YOUR INSTRUCTIONS: Write out the complete material exactly as it stands.

— Begin —

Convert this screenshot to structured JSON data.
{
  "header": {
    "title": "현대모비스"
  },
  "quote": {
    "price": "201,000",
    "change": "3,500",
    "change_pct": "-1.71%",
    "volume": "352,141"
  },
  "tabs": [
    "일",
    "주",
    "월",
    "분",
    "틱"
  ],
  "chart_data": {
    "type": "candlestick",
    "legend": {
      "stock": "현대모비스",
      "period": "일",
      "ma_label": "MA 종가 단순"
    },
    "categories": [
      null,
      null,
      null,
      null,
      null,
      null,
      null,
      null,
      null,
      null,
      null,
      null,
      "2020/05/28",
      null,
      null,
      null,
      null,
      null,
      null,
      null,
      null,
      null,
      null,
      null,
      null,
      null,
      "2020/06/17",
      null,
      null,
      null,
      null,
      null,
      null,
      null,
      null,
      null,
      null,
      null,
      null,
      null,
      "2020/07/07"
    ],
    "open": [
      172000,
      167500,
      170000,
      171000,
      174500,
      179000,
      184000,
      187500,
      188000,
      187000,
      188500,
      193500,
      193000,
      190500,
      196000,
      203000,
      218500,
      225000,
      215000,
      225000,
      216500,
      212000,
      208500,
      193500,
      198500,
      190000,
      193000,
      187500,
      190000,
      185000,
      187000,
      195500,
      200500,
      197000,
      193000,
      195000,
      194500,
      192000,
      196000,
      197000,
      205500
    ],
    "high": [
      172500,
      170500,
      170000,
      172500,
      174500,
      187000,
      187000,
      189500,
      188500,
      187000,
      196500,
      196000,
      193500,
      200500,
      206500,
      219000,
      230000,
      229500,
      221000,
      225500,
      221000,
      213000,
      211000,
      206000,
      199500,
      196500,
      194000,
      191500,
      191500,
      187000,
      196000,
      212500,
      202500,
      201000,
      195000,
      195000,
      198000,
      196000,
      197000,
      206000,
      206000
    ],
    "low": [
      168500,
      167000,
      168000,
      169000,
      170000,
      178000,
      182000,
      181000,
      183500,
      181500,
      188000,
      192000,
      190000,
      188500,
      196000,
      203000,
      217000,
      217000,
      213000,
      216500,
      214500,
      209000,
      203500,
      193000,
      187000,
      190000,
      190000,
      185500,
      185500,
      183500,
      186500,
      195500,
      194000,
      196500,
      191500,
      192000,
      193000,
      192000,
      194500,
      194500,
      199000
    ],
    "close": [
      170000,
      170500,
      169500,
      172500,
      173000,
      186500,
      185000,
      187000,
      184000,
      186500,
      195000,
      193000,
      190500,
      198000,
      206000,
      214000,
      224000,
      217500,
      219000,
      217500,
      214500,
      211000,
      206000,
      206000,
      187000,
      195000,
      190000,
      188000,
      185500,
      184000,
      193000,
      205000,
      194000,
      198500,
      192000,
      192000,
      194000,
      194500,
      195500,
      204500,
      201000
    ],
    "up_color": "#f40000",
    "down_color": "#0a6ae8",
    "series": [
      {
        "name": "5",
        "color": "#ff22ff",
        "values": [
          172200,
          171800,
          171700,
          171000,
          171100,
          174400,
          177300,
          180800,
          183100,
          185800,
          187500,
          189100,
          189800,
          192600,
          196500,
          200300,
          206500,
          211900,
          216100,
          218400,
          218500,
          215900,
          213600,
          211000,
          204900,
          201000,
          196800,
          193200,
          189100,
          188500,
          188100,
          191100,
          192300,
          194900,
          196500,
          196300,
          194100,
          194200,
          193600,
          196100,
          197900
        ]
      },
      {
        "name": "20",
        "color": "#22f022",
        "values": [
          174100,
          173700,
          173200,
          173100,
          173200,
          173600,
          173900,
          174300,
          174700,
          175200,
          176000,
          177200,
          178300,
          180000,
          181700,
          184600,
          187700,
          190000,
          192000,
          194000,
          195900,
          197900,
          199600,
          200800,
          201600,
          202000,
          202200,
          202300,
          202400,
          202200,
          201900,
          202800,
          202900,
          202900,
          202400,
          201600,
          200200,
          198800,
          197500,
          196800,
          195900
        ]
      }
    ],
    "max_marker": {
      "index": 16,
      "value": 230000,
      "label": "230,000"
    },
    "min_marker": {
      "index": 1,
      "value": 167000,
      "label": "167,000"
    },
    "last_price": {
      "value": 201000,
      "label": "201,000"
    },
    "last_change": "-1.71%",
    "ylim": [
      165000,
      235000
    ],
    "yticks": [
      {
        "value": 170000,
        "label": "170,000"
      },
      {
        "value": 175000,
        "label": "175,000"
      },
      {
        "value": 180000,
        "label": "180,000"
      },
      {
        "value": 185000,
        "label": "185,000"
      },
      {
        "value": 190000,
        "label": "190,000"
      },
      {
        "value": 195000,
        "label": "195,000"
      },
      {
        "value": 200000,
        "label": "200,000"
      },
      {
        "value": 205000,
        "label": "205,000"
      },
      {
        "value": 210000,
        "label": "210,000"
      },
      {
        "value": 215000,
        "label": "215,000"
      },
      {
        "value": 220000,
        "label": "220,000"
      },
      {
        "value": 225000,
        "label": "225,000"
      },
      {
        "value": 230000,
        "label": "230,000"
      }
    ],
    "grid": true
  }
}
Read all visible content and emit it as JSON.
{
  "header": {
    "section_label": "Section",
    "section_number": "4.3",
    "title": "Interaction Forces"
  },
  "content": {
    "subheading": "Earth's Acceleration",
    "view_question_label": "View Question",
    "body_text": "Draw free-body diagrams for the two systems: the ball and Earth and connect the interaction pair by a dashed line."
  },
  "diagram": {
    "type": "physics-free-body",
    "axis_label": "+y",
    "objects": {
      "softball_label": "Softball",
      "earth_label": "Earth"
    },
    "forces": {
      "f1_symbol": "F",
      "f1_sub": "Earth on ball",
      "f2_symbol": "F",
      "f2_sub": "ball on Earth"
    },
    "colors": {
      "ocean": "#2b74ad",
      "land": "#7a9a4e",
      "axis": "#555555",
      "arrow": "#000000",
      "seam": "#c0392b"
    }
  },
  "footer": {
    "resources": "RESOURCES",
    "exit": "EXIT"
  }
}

— End —

COMPLETE RESPONSE:
Convert this screenshot to structured JSON data.
{
  "header": {
    "title": "현대모비스"
  },
  "quote": {
    "price": "201,000",
    "change": "3,500",
    "change_pct": "-1.71%",
    "volume": "352,141"
  },
  "tabs": [
    "일",
    "주",
    "월",
    "분",
    "틱"
  ],
  "chart_data": {
    "type": "candlestick",
    "legend": {
      "stock": "현대모비스",
      "period": "일",
      "ma_label": "MA 종가 단순"
    },
    "categories": [
      null,
      null,
      null,
      null,
      null,
      null,
      null,
      null,
      null,
      null,
      null,
      null,
      "2020/05/28",
      null,
      null,
      null,
      null,
      null,
      null,
      null,
      null,
      null,
      null,
      null,
      null,
      null,
      "2020/06/17",
      null,
      null,
      null,
      null,
      null,
      null,
      null,
      null,
      null,
      null,
      null,
      null,
      null,
      "2020/07/07"
    ],
    "open": [
      172000,
      167500,
      170000,
      171000,
      174500,
      179000,
      184000,
      187500,
      188000,
      187000,
      188500,
      193500,
      193000,
      190500,
      196000,
      203000,
      218500,
      225000,
      215000,
      225000,
      216500,
      212000,
      208500,
      193500,
      198500,
      190000,
      193000,
      187500,
      190000,
      185000,
      187000,
      195500,
      200500,
      197000,
      193000,
      195000,
      194500,
      192000,
      196000,
      197000,
      205500
    ],
    "high": [
      172500,
      170500,
      170000,
      172500,
      174500,
      187000,
      187000,
      189500,
      188500,
      187000,
      196500,
      196000,
      193500,
      200500,
      206500,
      219000,
      230000,
      229500,
      221000,
      225500,
      221000,
      213000,
      211000,
      206000,
      199500,
      196500,
      194000,
      191500,
      191500,
      187000,
      196000,
      212500,
      202500,
      201000,
      195000,
      195000,
      198000,
      196000,
      197000,
      206000,
      206000
    ],
    "low": [
      168500,
      167000,
      168000,
      169000,
      170000,
      178000,
      182000,
      181000,
      183500,
      181500,
      188000,
      192000,
      190000,
      188500,
      196000,
      203000,
      217000,
      217000,
      213000,
      216500,
      214500,
      209000,
      203500,
      193000,
      187000,
      190000,
      190000,
      185500,
      185500,
      183500,
      186500,
      195500,
      194000,
      196500,
      191500,
      192000,
      193000,
      192000,
      194500,
      194500,
      199000
    ],
    "close": [
      170000,
      170500,
      169500,
      172500,
      173000,
      186500,
      185000,
      187000,
      184000,
      186500,
      195000,
      193000,
      190500,
      198000,
      206000,
      214000,
      224000,
      217500,
      219000,
      217500,
      214500,
      211000,
      206000,
      206000,
      187000,
      195000,
      190000,
      188000,
      185500,
      184000,
      193000,
      205000,
      194000,
      198500,
      192000,
      192000,
      194000,
      194500,
      195500,
      204500,
      201000
    ],
    "up_color": "#f40000",
    "down_color": "#0a6ae8",
    "series": [
      {
        "name": "5",
        "color": "#ff22ff",
        "values": [
          172200,
          171800,
          171700,
          171000,
          171100,
          174400,
          177300,
          180800,
          183100,
          185800,
          187500,
          189100,
          189800,
          192600,
          196500,
          200300,
          206500,
          211900,
          216100,
          218400,
          218500,
          215900,
          213600,
          211000,
          204900,
          201000,
          196800,
          193200,
          189100,
          188500,
          188100,
          191100,
          192300,
          194900,
          196500,
          196300,
          194100,
          194200,
          193600,
          196100,
          197900
        ]
      },
      {
        "name": "20",
        "color": "#22f022",
        "values": [
          174100,
          173700,
          173200,
          173100,
          173200,
          173600,
          173900,
          174300,
          174700,
          175200,
          176000,
          177200,
          178300,
          180000,
          181700,
          184600,
          187700,
          190000,
          192000,
          194000,
          195900,
          197900,
          199600,
          200800,
          201600,
          202000,
          202200,
          202300,
          202400,
          202200,
          201900,
          202800,
          202900,
          202900,
          202400,
          201600,
          200200,
          198800,
          197500,
          196800,
          195900
        ]
      }
    ],
    "max_marker": {
      "index": 16,
      "value": 230000,
      "label": "230,000"
    },
    "min_marker": {
      "index": 1,
      "value": 167000,
      "label": "167,000"
    },
    "last_price": {
      "value": 201000,
      "label": "201,000"
    },
    "last_change": "-1.71%",
    "ylim": [
      165000,
      235000
    ],
    "yticks": [
      {
        "value": 170000,
        "label": "170,000"
      },
      {
        "value": 175000,
        "label": "175,000"
      },
      {
        "value": 180000,
        "label": "180,000"
      },
      {
        "value": 185000,
        "label": "185,000"
      },
      {
        "value": 190000,
        "label": "190,000"
      },
      {
        "value": 195000,
        "label": "195,000"
      },
      {
        "value": 200000,
        "label": "200,000"
      },
      {
        "value": 205000,
        "label": "205,000"
      },
      {
        "value": 210000,
        "label": "210,000"
      },
      {
        "value": 215000,
        "label": "215,000"
      },
      {
        "value": 220000,
        "label": "220,000"
      },
      {
        "value": 225000,
        "label": "225,000"
      },
      {
        "value": 230000,
        "label": "230,000"
      }
    ],
    "grid": true
  }
}
Read all visible content and emit it as JSON.
{
  "header": {
    "section_label": "Section",
    "section_number": "4.3",
    "title": "Interaction Forces"
  },
  "content": {
    "subheading": "Earth's Acceleration",
    "view_question_label": "View Question",
    "body_text": "Draw free-body diagrams for the two systems: the ball and Earth and connect the interaction pair by a dashed line."
  },
  "diagram": {
    "type": "physics-free-body",
    "axis_label": "+y",
    "objects": {
      "softball_label": "Softball",
      "earth_label": "Earth"
    },
    "forces": {
      "f1_symbol": "F",
      "f1_sub": "Earth on ball",
      "f2_symbol": "F",
      "f2_sub": "ball on Earth"
    },
    "colors": {
      "ocean": "#2b74ad",
      "land": "#7a9a4e",
      "axis": "#555555",
      "arrow": "#000000",
      "seam": "#c0392b"
    }
  },
  "footer": {
    "resources": "RESOURCES",
    "exit": "EXIT"
  }
}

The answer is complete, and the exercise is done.